[Records contained in a dataset]

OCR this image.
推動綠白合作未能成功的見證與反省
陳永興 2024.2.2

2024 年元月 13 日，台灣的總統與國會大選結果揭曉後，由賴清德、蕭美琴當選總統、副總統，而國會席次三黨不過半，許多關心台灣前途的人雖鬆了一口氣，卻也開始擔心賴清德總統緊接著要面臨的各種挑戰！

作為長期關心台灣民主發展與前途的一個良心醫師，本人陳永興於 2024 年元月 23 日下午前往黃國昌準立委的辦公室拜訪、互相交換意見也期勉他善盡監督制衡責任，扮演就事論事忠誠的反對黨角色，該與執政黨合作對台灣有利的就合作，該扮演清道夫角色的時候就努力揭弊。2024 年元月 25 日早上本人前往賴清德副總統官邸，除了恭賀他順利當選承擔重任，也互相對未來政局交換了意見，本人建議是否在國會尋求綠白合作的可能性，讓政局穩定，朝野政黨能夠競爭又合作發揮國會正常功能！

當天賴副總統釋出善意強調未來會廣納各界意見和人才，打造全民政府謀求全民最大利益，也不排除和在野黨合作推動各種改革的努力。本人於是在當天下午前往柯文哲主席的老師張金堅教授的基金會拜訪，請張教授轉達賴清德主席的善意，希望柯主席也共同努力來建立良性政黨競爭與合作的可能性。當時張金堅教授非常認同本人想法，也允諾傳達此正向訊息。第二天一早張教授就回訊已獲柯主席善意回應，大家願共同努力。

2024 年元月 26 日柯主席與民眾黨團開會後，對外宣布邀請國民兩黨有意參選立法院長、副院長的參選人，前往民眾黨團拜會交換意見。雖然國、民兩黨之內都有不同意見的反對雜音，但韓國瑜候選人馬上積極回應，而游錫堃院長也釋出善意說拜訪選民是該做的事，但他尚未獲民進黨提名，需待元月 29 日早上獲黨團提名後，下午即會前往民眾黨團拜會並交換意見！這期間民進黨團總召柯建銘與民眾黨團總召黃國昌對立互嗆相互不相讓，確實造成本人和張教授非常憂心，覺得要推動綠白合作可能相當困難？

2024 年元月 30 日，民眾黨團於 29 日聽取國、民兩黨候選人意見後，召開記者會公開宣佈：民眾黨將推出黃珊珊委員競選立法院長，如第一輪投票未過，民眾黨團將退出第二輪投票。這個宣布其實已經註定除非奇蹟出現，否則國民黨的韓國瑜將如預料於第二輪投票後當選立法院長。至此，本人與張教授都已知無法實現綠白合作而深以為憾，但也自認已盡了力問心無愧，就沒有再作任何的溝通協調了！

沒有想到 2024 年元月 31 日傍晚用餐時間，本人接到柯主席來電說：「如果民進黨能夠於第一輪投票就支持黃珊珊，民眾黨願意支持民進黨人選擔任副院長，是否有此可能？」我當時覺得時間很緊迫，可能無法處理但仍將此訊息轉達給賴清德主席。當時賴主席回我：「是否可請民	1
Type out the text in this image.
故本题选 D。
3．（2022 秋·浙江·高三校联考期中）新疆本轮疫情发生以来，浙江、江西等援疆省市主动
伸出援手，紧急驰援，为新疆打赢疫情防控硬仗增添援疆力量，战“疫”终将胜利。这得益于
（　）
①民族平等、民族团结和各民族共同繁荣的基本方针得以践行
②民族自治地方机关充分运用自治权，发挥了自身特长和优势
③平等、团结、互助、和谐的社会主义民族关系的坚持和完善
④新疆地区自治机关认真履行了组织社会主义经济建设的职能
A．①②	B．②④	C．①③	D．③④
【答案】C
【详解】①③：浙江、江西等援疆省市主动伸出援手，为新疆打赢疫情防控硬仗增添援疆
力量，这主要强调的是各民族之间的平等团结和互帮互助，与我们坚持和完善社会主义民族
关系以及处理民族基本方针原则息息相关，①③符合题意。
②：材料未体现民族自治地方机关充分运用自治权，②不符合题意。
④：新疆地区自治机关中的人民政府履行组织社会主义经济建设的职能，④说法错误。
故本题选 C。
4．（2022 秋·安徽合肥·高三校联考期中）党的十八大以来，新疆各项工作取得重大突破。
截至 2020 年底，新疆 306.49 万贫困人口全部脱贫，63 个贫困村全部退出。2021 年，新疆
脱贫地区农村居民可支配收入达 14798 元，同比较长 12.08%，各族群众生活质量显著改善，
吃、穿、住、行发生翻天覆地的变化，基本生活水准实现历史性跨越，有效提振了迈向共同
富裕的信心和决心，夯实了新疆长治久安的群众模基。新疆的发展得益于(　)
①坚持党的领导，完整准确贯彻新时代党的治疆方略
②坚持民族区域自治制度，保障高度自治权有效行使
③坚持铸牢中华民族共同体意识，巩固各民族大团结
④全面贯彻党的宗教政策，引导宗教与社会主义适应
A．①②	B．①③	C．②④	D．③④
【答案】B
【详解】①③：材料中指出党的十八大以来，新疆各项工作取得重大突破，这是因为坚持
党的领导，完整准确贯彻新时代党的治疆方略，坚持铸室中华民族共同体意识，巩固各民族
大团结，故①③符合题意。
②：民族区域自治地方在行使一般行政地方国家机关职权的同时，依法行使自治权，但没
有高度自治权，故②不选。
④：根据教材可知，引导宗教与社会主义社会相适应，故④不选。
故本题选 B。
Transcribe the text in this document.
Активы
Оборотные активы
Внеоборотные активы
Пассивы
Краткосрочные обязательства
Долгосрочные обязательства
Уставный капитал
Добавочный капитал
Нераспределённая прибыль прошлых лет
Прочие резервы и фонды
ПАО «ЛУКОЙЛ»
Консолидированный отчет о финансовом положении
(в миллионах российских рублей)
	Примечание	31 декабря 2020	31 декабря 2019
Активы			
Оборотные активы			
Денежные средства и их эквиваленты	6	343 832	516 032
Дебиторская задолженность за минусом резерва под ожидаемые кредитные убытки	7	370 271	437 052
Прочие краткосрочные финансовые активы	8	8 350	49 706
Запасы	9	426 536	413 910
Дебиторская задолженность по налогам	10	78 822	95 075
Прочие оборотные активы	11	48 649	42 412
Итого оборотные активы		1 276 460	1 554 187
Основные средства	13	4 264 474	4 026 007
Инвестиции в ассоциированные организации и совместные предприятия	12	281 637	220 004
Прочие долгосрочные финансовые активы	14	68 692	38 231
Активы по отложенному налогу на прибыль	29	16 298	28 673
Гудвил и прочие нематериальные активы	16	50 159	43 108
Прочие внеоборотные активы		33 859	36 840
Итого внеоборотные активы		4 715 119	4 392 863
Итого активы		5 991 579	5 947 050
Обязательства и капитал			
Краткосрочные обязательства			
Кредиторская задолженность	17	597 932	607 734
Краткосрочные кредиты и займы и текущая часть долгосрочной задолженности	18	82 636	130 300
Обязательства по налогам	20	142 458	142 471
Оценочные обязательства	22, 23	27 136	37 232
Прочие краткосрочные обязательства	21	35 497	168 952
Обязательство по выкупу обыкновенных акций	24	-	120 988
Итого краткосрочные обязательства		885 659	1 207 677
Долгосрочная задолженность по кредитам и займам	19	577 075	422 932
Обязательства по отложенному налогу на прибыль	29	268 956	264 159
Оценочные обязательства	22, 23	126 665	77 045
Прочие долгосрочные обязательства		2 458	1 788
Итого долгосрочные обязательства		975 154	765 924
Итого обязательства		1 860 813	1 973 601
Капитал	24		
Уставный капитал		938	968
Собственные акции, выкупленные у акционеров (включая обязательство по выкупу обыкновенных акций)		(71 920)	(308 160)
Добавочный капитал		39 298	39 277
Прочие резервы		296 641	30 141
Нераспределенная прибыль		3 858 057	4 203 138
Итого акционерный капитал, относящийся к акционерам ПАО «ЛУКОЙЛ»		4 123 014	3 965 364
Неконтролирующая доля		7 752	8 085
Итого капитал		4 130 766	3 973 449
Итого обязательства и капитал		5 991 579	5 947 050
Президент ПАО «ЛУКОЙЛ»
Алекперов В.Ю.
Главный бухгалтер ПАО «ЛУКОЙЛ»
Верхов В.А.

### WORK TO DO:
Give the count of lines in the listing that hold the word "акций", with no other text.

### ANSWER BELOW:
2